◆ **To be done**
Exactly as they appear, output all of the entries.

[START Source data]

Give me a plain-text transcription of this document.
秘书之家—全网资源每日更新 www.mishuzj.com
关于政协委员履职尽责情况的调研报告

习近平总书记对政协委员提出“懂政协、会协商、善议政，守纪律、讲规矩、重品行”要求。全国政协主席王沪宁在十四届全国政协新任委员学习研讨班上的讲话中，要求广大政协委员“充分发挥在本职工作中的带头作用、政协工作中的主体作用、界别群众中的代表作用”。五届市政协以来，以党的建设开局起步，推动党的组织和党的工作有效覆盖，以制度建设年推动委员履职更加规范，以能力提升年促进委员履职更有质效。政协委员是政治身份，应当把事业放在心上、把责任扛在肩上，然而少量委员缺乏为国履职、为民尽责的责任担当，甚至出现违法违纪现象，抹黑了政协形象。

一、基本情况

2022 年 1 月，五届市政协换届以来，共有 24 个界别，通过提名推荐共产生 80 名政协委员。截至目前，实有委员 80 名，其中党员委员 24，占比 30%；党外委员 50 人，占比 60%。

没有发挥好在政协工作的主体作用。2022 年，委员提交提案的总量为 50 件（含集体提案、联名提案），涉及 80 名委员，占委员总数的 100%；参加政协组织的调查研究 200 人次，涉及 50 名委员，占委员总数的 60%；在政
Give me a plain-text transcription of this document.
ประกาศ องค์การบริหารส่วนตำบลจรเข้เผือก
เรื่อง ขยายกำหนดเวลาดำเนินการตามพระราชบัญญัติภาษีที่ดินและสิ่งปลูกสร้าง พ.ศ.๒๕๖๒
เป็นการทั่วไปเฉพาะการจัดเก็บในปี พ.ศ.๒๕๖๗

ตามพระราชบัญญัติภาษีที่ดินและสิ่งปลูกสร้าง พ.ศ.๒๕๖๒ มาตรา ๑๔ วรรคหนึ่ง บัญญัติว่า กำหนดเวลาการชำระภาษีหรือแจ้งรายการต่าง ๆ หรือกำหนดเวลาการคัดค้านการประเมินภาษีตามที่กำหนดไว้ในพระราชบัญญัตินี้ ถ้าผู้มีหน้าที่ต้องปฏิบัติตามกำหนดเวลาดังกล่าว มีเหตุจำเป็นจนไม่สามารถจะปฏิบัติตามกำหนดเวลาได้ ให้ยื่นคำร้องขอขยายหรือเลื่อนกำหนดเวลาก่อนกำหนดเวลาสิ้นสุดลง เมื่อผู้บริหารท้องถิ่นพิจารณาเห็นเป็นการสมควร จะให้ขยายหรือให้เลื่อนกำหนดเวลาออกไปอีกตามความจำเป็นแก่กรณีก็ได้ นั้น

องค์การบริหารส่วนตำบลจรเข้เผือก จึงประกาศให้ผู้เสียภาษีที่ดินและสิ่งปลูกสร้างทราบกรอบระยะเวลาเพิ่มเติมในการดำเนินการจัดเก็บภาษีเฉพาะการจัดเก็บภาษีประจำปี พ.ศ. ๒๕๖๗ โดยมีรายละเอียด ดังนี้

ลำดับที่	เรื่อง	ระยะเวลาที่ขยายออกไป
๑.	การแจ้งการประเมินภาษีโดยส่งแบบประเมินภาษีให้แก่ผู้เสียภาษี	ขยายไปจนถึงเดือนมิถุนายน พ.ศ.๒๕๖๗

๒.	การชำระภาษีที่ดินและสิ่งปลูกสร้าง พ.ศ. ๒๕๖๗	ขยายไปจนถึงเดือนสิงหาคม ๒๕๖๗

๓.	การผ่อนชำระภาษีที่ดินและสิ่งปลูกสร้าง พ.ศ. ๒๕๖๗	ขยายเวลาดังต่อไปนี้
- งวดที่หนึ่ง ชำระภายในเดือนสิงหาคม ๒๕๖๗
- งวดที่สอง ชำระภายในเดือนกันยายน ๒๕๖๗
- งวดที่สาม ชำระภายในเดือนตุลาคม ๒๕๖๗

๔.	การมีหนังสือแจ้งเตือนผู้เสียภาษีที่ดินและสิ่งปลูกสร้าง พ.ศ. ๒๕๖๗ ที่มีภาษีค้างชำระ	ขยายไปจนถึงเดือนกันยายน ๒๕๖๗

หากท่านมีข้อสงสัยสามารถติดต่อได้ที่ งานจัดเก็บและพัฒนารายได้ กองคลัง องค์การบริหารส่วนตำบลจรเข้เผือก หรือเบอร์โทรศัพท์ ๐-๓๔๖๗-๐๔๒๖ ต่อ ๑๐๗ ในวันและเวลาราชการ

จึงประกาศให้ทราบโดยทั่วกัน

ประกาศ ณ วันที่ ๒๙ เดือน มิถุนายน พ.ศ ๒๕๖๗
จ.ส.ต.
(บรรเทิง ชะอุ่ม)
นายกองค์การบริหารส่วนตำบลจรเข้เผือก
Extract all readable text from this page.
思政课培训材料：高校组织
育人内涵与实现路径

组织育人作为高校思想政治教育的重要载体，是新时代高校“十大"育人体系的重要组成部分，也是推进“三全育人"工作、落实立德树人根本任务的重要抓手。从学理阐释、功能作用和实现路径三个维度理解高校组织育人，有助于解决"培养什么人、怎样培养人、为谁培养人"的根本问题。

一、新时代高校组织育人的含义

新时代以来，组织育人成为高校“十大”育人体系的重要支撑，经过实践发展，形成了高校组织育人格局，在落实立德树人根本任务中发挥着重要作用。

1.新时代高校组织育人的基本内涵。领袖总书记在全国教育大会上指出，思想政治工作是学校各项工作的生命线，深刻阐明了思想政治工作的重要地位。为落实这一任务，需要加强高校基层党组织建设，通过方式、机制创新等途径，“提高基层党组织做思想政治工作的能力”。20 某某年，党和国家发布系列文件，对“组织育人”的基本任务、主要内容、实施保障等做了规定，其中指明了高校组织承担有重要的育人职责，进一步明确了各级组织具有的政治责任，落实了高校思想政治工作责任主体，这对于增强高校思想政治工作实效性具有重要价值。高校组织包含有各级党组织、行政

[END Source data]

◆ **Written response**
Give me a plain-text transcription of this document.
秘书之家—全网资源每日更新 www.mishuzj.com
关于政协委员履职尽责情况的调研报告

习近平总书记对政协委员提出“懂政协、会协商、善议政，守纪律、讲规矩、重品行”要求。全国政协主席王沪宁在十四届全国政协新任委员学习研讨班上的讲话中，要求广大政协委员“充分发挥在本职工作中的带头作用、政协工作中的主体作用、界别群众中的代表作用”。五届市政协以来，以党的建设开局起步，推动党的组织和党的工作有效覆盖，以制度建设年推动委员履职更加规范，以能力提升年促进委员履职更有质效。政协委员是政治身份，应当把事业放在心上、把责任扛在肩上，然而少量委员缺乏为国履职、为民尽责的责任担当，甚至出现违法违纪现象，抹黑了政协形象。

一、基本情况

2022 年 1 月，五届市政协换届以来，共有 24 个界别，通过提名推荐共产生 80 名政协委员。截至目前，实有委员 80 名，其中党员委员 24，占比 30%；党外委员 50 人，占比 60%。

没有发挥好在政协工作的主体作用。2022 年，委员提交提案的总量为 50 件（含集体提案、联名提案），涉及 80 名委员，占委员总数的 100%；参加政协组织的调查研究 200 人次，涉及 50 名委员，占委员总数的 60%；在政
Give me a plain-text transcription of this document.
ประกาศ องค์การบริหารส่วนตำบลจรเข้เผือก
เรื่อง ขยายกำหนดเวลาดำเนินการตามพระราชบัญญัติภาษีที่ดินและสิ่งปลูกสร้าง พ.ศ.๒๕๖๒
เป็นการทั่วไปเฉพาะการจัดเก็บในปี พ.ศ.๒๕๖๗

ตามพระราชบัญญัติภาษีที่ดินและสิ่งปลูกสร้าง พ.ศ.๒๕๖๒ มาตรา ๑๔ วรรคหนึ่ง บัญญัติว่า กำหนดเวลาการชำระภาษีหรือแจ้งรายการต่าง ๆ หรือกำหนดเวลาการคัดค้านการประเมินภาษีตามที่กำหนดไว้ในพระราชบัญญัตินี้ ถ้าผู้มีหน้าที่ต้องปฏิบัติตามกำหนดเวลาดังกล่าว มีเหตุจำเป็นจนไม่สามารถจะปฏิบัติตามกำหนดเวลาได้ ให้ยื่นคำร้องขอขยายหรือเลื่อนกำหนดเวลาก่อนกำหนดเวลาสิ้นสุดลง เมื่อผู้บริหารท้องถิ่นพิจารณาเห็นเป็นการสมควร จะให้ขยายหรือให้เลื่อนกำหนดเวลาออกไปอีกตามความจำเป็นแก่กรณีก็ได้ นั้น

องค์การบริหารส่วนตำบลจรเข้เผือก จึงประกาศให้ผู้เสียภาษีที่ดินและสิ่งปลูกสร้างทราบกรอบระยะเวลาเพิ่มเติมในการดำเนินการจัดเก็บภาษีเฉพาะการจัดเก็บภาษีประจำปี พ.ศ. ๒๕๖๗ โดยมีรายละเอียด ดังนี้

ลำดับที่	เรื่อง	ระยะเวลาที่ขยายออกไป
๑.	การแจ้งการประเมินภาษีโดยส่งแบบประเมินภาษีให้แก่ผู้เสียภาษี	ขยายไปจนถึงเดือนมิถุนายน พ.ศ.๒๕๖๗

๒.	การชำระภาษีที่ดินและสิ่งปลูกสร้าง พ.ศ. ๒๕๖๗	ขยายไปจนถึงเดือนสิงหาคม ๒๕๖๗

๓.	การผ่อนชำระภาษีที่ดินและสิ่งปลูกสร้าง พ.ศ. ๒๕๖๗	ขยายเวลาดังต่อไปนี้
- งวดที่หนึ่ง ชำระภายในเดือนสิงหาคม ๒๕๖๗
- งวดที่สอง ชำระภายในเดือนกันยายน ๒๕๖๗
- งวดที่สาม ชำระภายในเดือนตุลาคม ๒๕๖๗

๔.	การมีหนังสือแจ้งเตือนผู้เสียภาษีที่ดินและสิ่งปลูกสร้าง พ.ศ. ๒๕๖๗ ที่มีภาษีค้างชำระ	ขยายไปจนถึงเดือนกันยายน ๒๕๖๗

หากท่านมีข้อสงสัยสามารถติดต่อได้ที่ งานจัดเก็บและพัฒนารายได้ กองคลัง องค์การบริหารส่วนตำบลจรเข้เผือก หรือเบอร์โทรศัพท์ ๐-๓๔๖๗-๐๔๒๖ ต่อ ๑๐๗ ในวันและเวลาราชการ

จึงประกาศให้ทราบโดยทั่วกัน

ประกาศ ณ วันที่ ๒๙ เดือน มิถุนายน พ.ศ ๒๕๖๗
จ.ส.ต.
(บรรเทิง ชะอุ่ม)
นายกองค์การบริหารส่วนตำบลจรเข้เผือก
Extract all readable text from this page.
思政课培训材料：高校组织
育人内涵与实现路径

组织育人作为高校思想政治教育的重要载体，是新时代高校“十大"育人体系的重要组成部分，也是推进“三全育人"工作、落实立德树人根本任务的重要抓手。从学理阐释、功能作用和实现路径三个维度理解高校组织育人，有助于解决"培养什么人、怎样培养人、为谁培养人"的根本问题。

一、新时代高校组织育人的含义

新时代以来，组织育人成为高校“十大”育人体系的重要支撑，经过实践发展，形成了高校组织育人格局，在落实立德树人根本任务中发挥着重要作用。

1.新时代高校组织育人的基本内涵。领袖总书记在全国教育大会上指出，思想政治工作是学校各项工作的生命线，深刻阐明了思想政治工作的重要地位。为落实这一任务，需要加强高校基层党组织建设，通过方式、机制创新等途径，“提高基层党组织做思想政治工作的能力”。20 某某年，党和国家发布系列文件，对“组织育人”的基本任务、主要内容、实施保障等做了规定，其中指明了高校组织承担有重要的育人职责，进一步明确了各级组织具有的政治责任，落实了高校思想政治工作责任主体，这对于增强高校思想政治工作实效性具有重要价值。高校组织包含有各级党组织、行政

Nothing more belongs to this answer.